• **To be done**
Using the data below, copy every line that contains the word "Hmotnost".

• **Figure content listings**
——————————
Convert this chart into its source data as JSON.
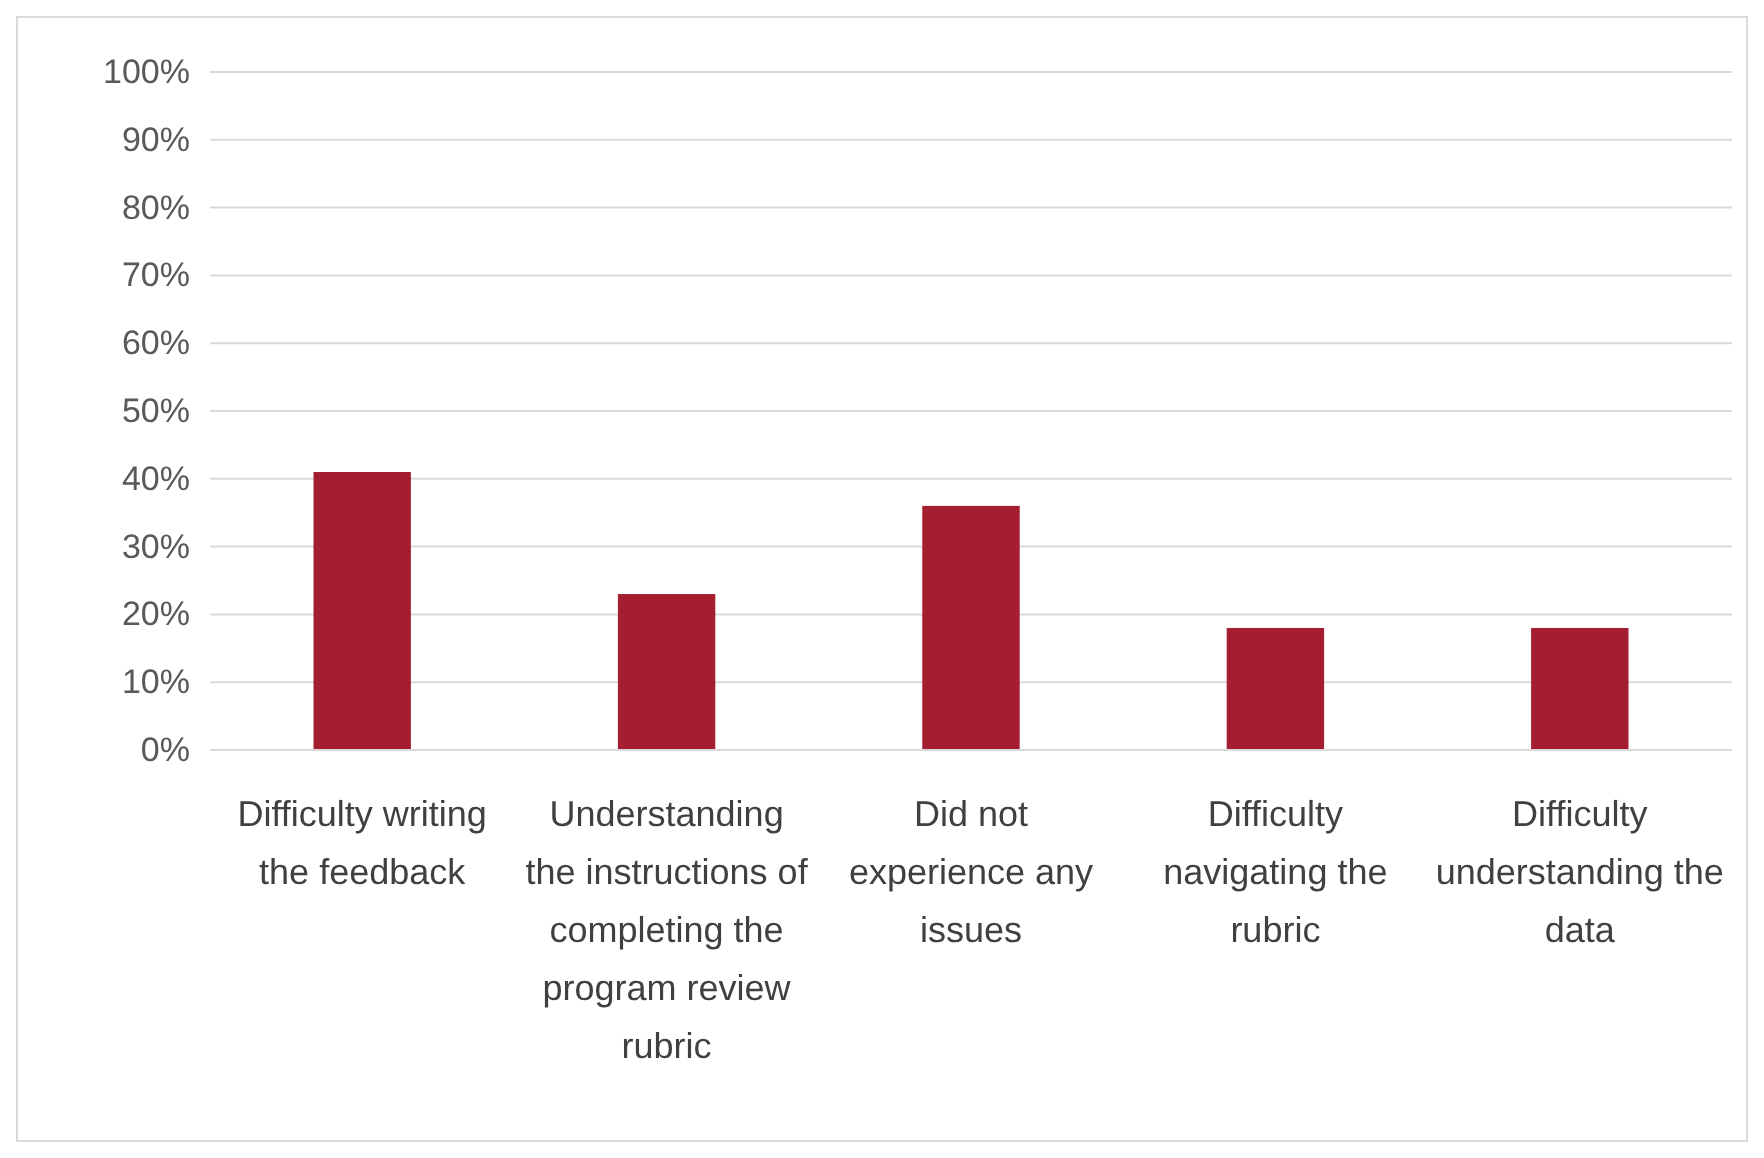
{
  "chart_data": {
    "type": "bar",
    "categories": [
      "Difficulty writing the feedback",
      "Understanding the instructions of completing the program review rubric",
      "Did not experience any issues",
      "Difficulty navigating the rubric",
      "Difficulty understanding the data"
    ],
    "values": [
      41,
      23,
      36,
      18,
      18
    ],
    "color": "#a51d30",
    "ylim": [
      0,
      100
    ],
    "yticks": [
      {
        "value": 0,
        "label": "0%"
      },
      {
        "value": 10,
        "label": "10%"
      },
      {
        "value": 20,
        "label": "20%"
      },
      {
        "value": 30,
        "label": "30%"
      },
      {
        "value": 40,
        "label": "40%"
      },
      {
        "value": 50,
        "label": "50%"
      },
      {
        "value": 60,
        "label": "60%"
      },
      {
        "value": 70,
        "label": "70%"
      },
      {
        "value": 80,
        "label": "80%"
      },
      {
        "value": 90,
        "label": "90%"
      },
      {
        "value": 100,
        "label": "100%"
      }
    ],
    "grid": true
  }
}
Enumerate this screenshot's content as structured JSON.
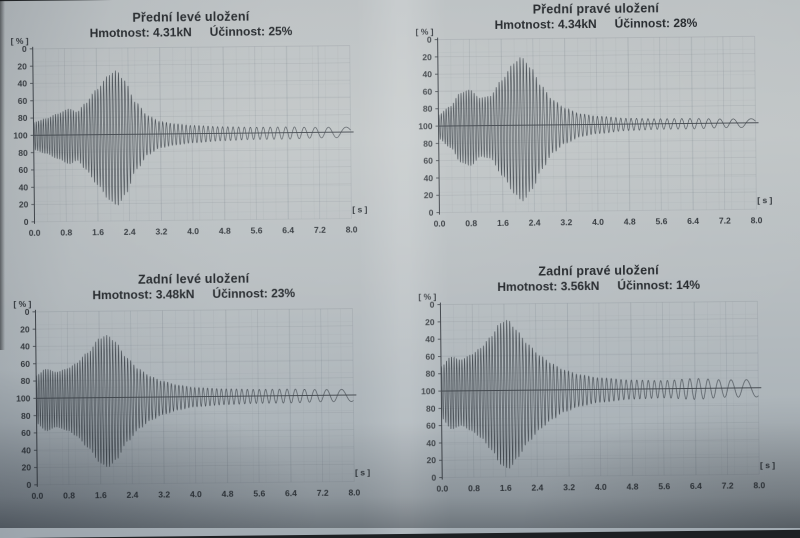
{
  "page": {
    "description": "Shock absorber (suspension) test report photo with four damping oscillation charts",
    "unit_percent": "[ % ]",
    "unit_seconds": "[ s ]"
  },
  "chart_data": [
    {
      "type": "line",
      "position": "top-left",
      "title": "Přední levé uložení",
      "hmotnost": "Hmotnost: 4.31kN",
      "ucinnost": "Účinnost: 25%",
      "weight_kN": 4.31,
      "efficiency_pct": 25,
      "xlabel": "[ s ]",
      "ylabel": "[ % ]",
      "x_range": [
        0,
        8
      ],
      "baseline": 100,
      "x_ticks": [
        "0.0",
        "0.8",
        "1.6",
        "2.4",
        "3.2",
        "4.0",
        "4.8",
        "5.6",
        "6.4",
        "7.2",
        "8.0"
      ],
      "y_ticks": [
        "0",
        "20",
        "40",
        "60",
        "80",
        "100",
        "80",
        "60",
        "40",
        "20",
        "0"
      ],
      "grid": true,
      "freq_start_hz": 17,
      "freq_end_hz": 1.6,
      "envelope": [
        [
          0,
          16
        ],
        [
          0.3,
          20
        ],
        [
          0.6,
          26
        ],
        [
          0.9,
          32
        ],
        [
          1.1,
          28
        ],
        [
          1.3,
          38
        ],
        [
          1.6,
          55
        ],
        [
          1.9,
          72
        ],
        [
          2.1,
          78
        ],
        [
          2.3,
          66
        ],
        [
          2.6,
          38
        ],
        [
          2.9,
          22
        ],
        [
          3.2,
          15
        ],
        [
          3.6,
          12
        ],
        [
          4.0,
          10
        ],
        [
          4.8,
          8
        ],
        [
          5.6,
          7
        ],
        [
          6.4,
          7
        ],
        [
          7.2,
          6
        ],
        [
          8,
          6
        ]
      ]
    },
    {
      "type": "line",
      "position": "top-right",
      "title": "Přední pravé uložení",
      "hmotnost": "Hmotnost: 4.34kN",
      "ucinnost": "Účinnost: 28%",
      "weight_kN": 4.34,
      "efficiency_pct": 28,
      "xlabel": "[ s ]",
      "ylabel": "[ % ]",
      "x_range": [
        0,
        8
      ],
      "baseline": 100,
      "x_ticks": [
        "0.0",
        "0.8",
        "1.6",
        "2.4",
        "3.2",
        "4.0",
        "4.8",
        "5.6",
        "6.4",
        "7.2",
        "8.0"
      ],
      "y_ticks": [
        "0",
        "20",
        "40",
        "60",
        "80",
        "100",
        "80",
        "60",
        "40",
        "20",
        "0"
      ],
      "grid": true,
      "freq_start_hz": 16.5,
      "freq_end_hz": 1.6,
      "envelope": [
        [
          0,
          14
        ],
        [
          0.3,
          24
        ],
        [
          0.55,
          40
        ],
        [
          0.8,
          44
        ],
        [
          1.05,
          34
        ],
        [
          1.3,
          36
        ],
        [
          1.6,
          55
        ],
        [
          1.9,
          75
        ],
        [
          2.1,
          83
        ],
        [
          2.35,
          70
        ],
        [
          2.6,
          48
        ],
        [
          2.9,
          30
        ],
        [
          3.2,
          20
        ],
        [
          3.6,
          13
        ],
        [
          4.0,
          10
        ],
        [
          4.8,
          7
        ],
        [
          5.6,
          6
        ],
        [
          6.4,
          6
        ],
        [
          7.2,
          5
        ],
        [
          8,
          5
        ]
      ]
    },
    {
      "type": "line",
      "position": "bottom-left",
      "title": "Zadní levé uložení",
      "hmotnost": "Hmotnost: 3.48kN",
      "ucinnost": "Účinnost: 23%",
      "weight_kN": 3.48,
      "efficiency_pct": 23,
      "xlabel": "[ s ]",
      "ylabel": "[ % ]",
      "x_range": [
        0,
        8
      ],
      "baseline": 100,
      "x_ticks": [
        "0.0",
        "0.8",
        "1.6",
        "2.4",
        "3.2",
        "4.0",
        "4.8",
        "5.6",
        "6.4",
        "7.2",
        "8.0"
      ],
      "y_ticks": [
        "0",
        "20",
        "40",
        "60",
        "80",
        "100",
        "80",
        "60",
        "40",
        "20",
        "0"
      ],
      "grid": true,
      "freq_start_hz": 17.5,
      "freq_end_hz": 1.7,
      "envelope": [
        [
          0,
          28
        ],
        [
          0.25,
          36
        ],
        [
          0.5,
          32
        ],
        [
          0.8,
          36
        ],
        [
          1.0,
          42
        ],
        [
          1.3,
          55
        ],
        [
          1.6,
          72
        ],
        [
          1.8,
          76
        ],
        [
          2.0,
          68
        ],
        [
          2.3,
          48
        ],
        [
          2.6,
          34
        ],
        [
          2.9,
          25
        ],
        [
          3.2,
          19
        ],
        [
          3.6,
          14
        ],
        [
          4.0,
          11
        ],
        [
          4.8,
          9
        ],
        [
          5.6,
          8
        ],
        [
          6.4,
          8
        ],
        [
          7.2,
          7
        ],
        [
          8,
          7
        ]
      ]
    },
    {
      "type": "line",
      "position": "bottom-right",
      "title": "Zadní pravé uložení",
      "hmotnost": "Hmotnost: 3.56kN",
      "ucinnost": "Účinnost: 14%",
      "weight_kN": 3.56,
      "efficiency_pct": 14,
      "xlabel": "[ s ]",
      "ylabel": "[ % ]",
      "x_range": [
        0,
        8
      ],
      "baseline": 100,
      "x_ticks": [
        "0.0",
        "0.8",
        "1.6",
        "2.4",
        "3.2",
        "4.0",
        "4.8",
        "5.6",
        "6.4",
        "7.2",
        "8.0"
      ],
      "y_ticks": [
        "0",
        "20",
        "40",
        "60",
        "80",
        "100",
        "80",
        "60",
        "40",
        "20",
        "0"
      ],
      "grid": true,
      "freq_start_hz": 16,
      "freq_end_hz": 1.7,
      "envelope": [
        [
          0,
          30
        ],
        [
          0.25,
          42
        ],
        [
          0.5,
          38
        ],
        [
          0.75,
          44
        ],
        [
          1.0,
          52
        ],
        [
          1.25,
          65
        ],
        [
          1.5,
          82
        ],
        [
          1.7,
          86
        ],
        [
          1.9,
          74
        ],
        [
          2.2,
          56
        ],
        [
          2.5,
          42
        ],
        [
          2.8,
          32
        ],
        [
          3.1,
          24
        ],
        [
          3.5,
          18
        ],
        [
          4.0,
          14
        ],
        [
          4.8,
          11
        ],
        [
          5.6,
          10
        ],
        [
          6.4,
          12
        ],
        [
          7.2,
          10
        ],
        [
          8,
          10
        ]
      ]
    }
  ]
}
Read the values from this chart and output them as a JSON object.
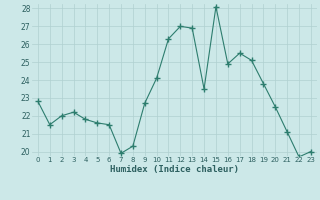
{
  "x": [
    0,
    1,
    2,
    3,
    4,
    5,
    6,
    7,
    8,
    9,
    10,
    11,
    12,
    13,
    14,
    15,
    16,
    17,
    18,
    19,
    20,
    21,
    22,
    23
  ],
  "y": [
    22.8,
    21.5,
    22.0,
    22.2,
    21.8,
    21.6,
    21.5,
    19.9,
    20.3,
    22.7,
    24.1,
    26.3,
    27.0,
    26.9,
    23.5,
    28.1,
    24.9,
    25.5,
    25.1,
    23.8,
    22.5,
    21.1,
    19.7,
    20.0
  ],
  "title": "",
  "xlabel": "Humidex (Indice chaleur)",
  "ylabel": "",
  "ylim": [
    19.75,
    28.25
  ],
  "xlim": [
    -0.5,
    23.5
  ],
  "yticks": [
    20,
    21,
    22,
    23,
    24,
    25,
    26,
    27,
    28
  ],
  "xtick_labels": [
    "0",
    "1",
    "2",
    "3",
    "4",
    "5",
    "6",
    "7",
    "8",
    "9",
    "10",
    "11",
    "12",
    "13",
    "14",
    "15",
    "16",
    "17",
    "18",
    "19",
    "20",
    "21",
    "22",
    "23"
  ],
  "line_color": "#2d7d6e",
  "marker_color": "#2d7d6e",
  "bg_color": "#cce8e8",
  "grid_color": "#b0d0d0"
}
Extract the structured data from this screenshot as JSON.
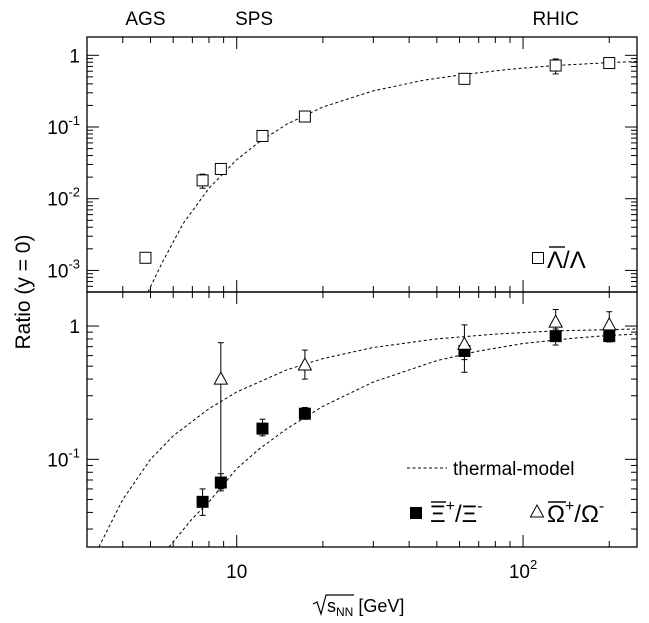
{
  "chart_data": {
    "type": "scatter",
    "xlabel_main": "s",
    "xlabel_sub": "NN",
    "xlabel_unit": " [GeV]",
    "ylabel": "Ratio (y = 0)",
    "x_scale": "log",
    "y_scale": "log",
    "xlim": [
      3,
      250
    ],
    "x_ticks": [
      {
        "v": 10,
        "base": "10",
        "exp": ""
      },
      {
        "v": 100,
        "base": "10",
        "exp": "2"
      }
    ],
    "top_labels": [
      {
        "text": "AGS",
        "x": 4.8
      },
      {
        "text": "SPS",
        "x": 11.5
      },
      {
        "text": "RHIC",
        "x": 130
      }
    ],
    "panels": [
      {
        "id": "top",
        "ylim": [
          0.0005,
          1.8
        ],
        "y_ticks": [
          {
            "v": 0.001,
            "base": "10",
            "exp": "-3"
          },
          {
            "v": 0.01,
            "base": "10",
            "exp": "-2"
          },
          {
            "v": 0.1,
            "base": "10",
            "exp": "-1"
          },
          {
            "v": 1,
            "base": "1",
            "exp": ""
          }
        ],
        "legend": {
          "position": "bottom-right",
          "entries": [
            {
              "marker": "open-square",
              "num": "Λ",
              "den": "Λ",
              "num_bar": true
            }
          ]
        },
        "series": [
          {
            "marker": "open-square",
            "points": [
              {
                "x": 4.8,
                "y": 0.0015,
                "lo": 0.0013,
                "hi": 0.0017
              },
              {
                "x": 7.6,
                "y": 0.018,
                "lo": 0.014,
                "hi": 0.022
              },
              {
                "x": 8.8,
                "y": 0.026,
                "lo": 0.022,
                "hi": 0.03
              },
              {
                "x": 12.3,
                "y": 0.075,
                "lo": 0.068,
                "hi": 0.082
              },
              {
                "x": 17.3,
                "y": 0.14,
                "lo": 0.12,
                "hi": 0.16
              },
              {
                "x": 62.4,
                "y": 0.47,
                "lo": 0.4,
                "hi": 0.54
              },
              {
                "x": 130,
                "y": 0.72,
                "lo": 0.55,
                "hi": 0.89
              },
              {
                "x": 200,
                "y": 0.78,
                "lo": 0.7,
                "hi": 0.86
              }
            ]
          }
        ],
        "curves": [
          {
            "style": "dashed",
            "points": [
              [
                4.9,
                0.0005
              ],
              [
                5.5,
                0.0013
              ],
              [
                6.5,
                0.0045
              ],
              [
                8,
                0.014
              ],
              [
                10,
                0.035
              ],
              [
                12,
                0.062
              ],
              [
                15,
                0.11
              ],
              [
                20,
                0.19
              ],
              [
                30,
                0.32
              ],
              [
                45,
                0.45
              ],
              [
                62,
                0.54
              ],
              [
                90,
                0.64
              ],
              [
                130,
                0.72
              ],
              [
                200,
                0.79
              ],
              [
                250,
                0.82
              ]
            ]
          }
        ]
      },
      {
        "id": "bottom",
        "ylim": [
          0.022,
          1.8
        ],
        "y_ticks": [
          {
            "v": 0.1,
            "base": "10",
            "exp": "-1"
          },
          {
            "v": 1,
            "base": "1",
            "exp": ""
          }
        ],
        "legend": {
          "position": "bottom-right",
          "curve_label": "thermal-model",
          "entries": [
            {
              "marker": "filled-square",
              "num": "Ξ",
              "num_sup": "+",
              "den": "Ξ",
              "den_sup": "-",
              "num_bar": true
            },
            {
              "marker": "open-triangle",
              "num": "Ω",
              "num_sup": "+",
              "den": "Ω",
              "den_sup": "-",
              "num_bar": true
            }
          ]
        },
        "series": [
          {
            "marker": "filled-square",
            "points": [
              {
                "x": 7.6,
                "y": 0.048,
                "lo": 0.038,
                "hi": 0.06
              },
              {
                "x": 8.8,
                "y": 0.067,
                "lo": 0.058,
                "hi": 0.078
              },
              {
                "x": 12.3,
                "y": 0.17,
                "lo": 0.15,
                "hi": 0.2
              },
              {
                "x": 17.3,
                "y": 0.22,
                "lo": 0.2,
                "hi": 0.245
              },
              {
                "x": 62.4,
                "y": 0.65,
                "lo": 0.56,
                "hi": 0.72
              },
              {
                "x": 130,
                "y": 0.84,
                "lo": 0.72,
                "hi": 0.95
              },
              {
                "x": 200,
                "y": 0.84,
                "lo": 0.76,
                "hi": 0.92
              }
            ]
          },
          {
            "marker": "open-triangle",
            "points": [
              {
                "x": 8.8,
                "y": 0.4,
                "lo": 0.06,
                "hi": 0.75
              },
              {
                "x": 17.3,
                "y": 0.51,
                "lo": 0.4,
                "hi": 0.66
              },
              {
                "x": 62.4,
                "y": 0.73,
                "lo": 0.45,
                "hi": 1.02
              },
              {
                "x": 130,
                "y": 1.07,
                "lo": 0.82,
                "hi": 1.33
              },
              {
                "x": 200,
                "y": 1.02,
                "lo": 0.9,
                "hi": 1.28
              }
            ]
          }
        ],
        "curves": [
          {
            "style": "dashed",
            "points": [
              [
                3.3,
                0.022
              ],
              [
                4,
                0.05
              ],
              [
                5,
                0.1
              ],
              [
                6,
                0.15
              ],
              [
                8,
                0.24
              ],
              [
                10,
                0.32
              ],
              [
                15,
                0.47
              ],
              [
                20,
                0.57
              ],
              [
                30,
                0.69
              ],
              [
                50,
                0.8
              ],
              [
                80,
                0.87
              ],
              [
                130,
                0.92
              ],
              [
                200,
                0.94
              ],
              [
                250,
                0.95
              ]
            ]
          },
          {
            "style": "dashed",
            "points": [
              [
                5.8,
                0.022
              ],
              [
                7,
                0.036
              ],
              [
                8,
                0.048
              ],
              [
                10,
                0.085
              ],
              [
                12,
                0.12
              ],
              [
                15,
                0.17
              ],
              [
                20,
                0.25
              ],
              [
                30,
                0.38
              ],
              [
                50,
                0.55
              ],
              [
                70,
                0.65
              ],
              [
                100,
                0.74
              ],
              [
                150,
                0.81
              ],
              [
                200,
                0.85
              ],
              [
                250,
                0.87
              ]
            ]
          }
        ]
      }
    ]
  }
}
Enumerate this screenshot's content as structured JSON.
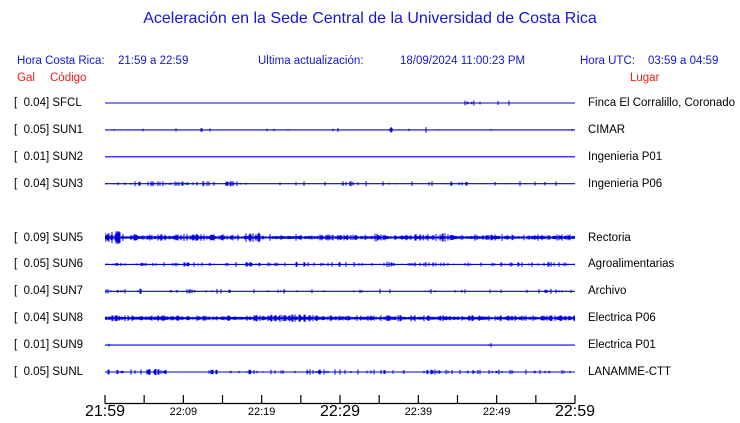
——————————
• **Correct result**
      "hmotnost": "Hmotnost: 4.31kN",
      "hmotnost": "Hmotnost: 4.34kN",
      "hmotnost": "Hmotnost: 3.48kN",
      "hmotnost": "Hmotnost: 3.56kN",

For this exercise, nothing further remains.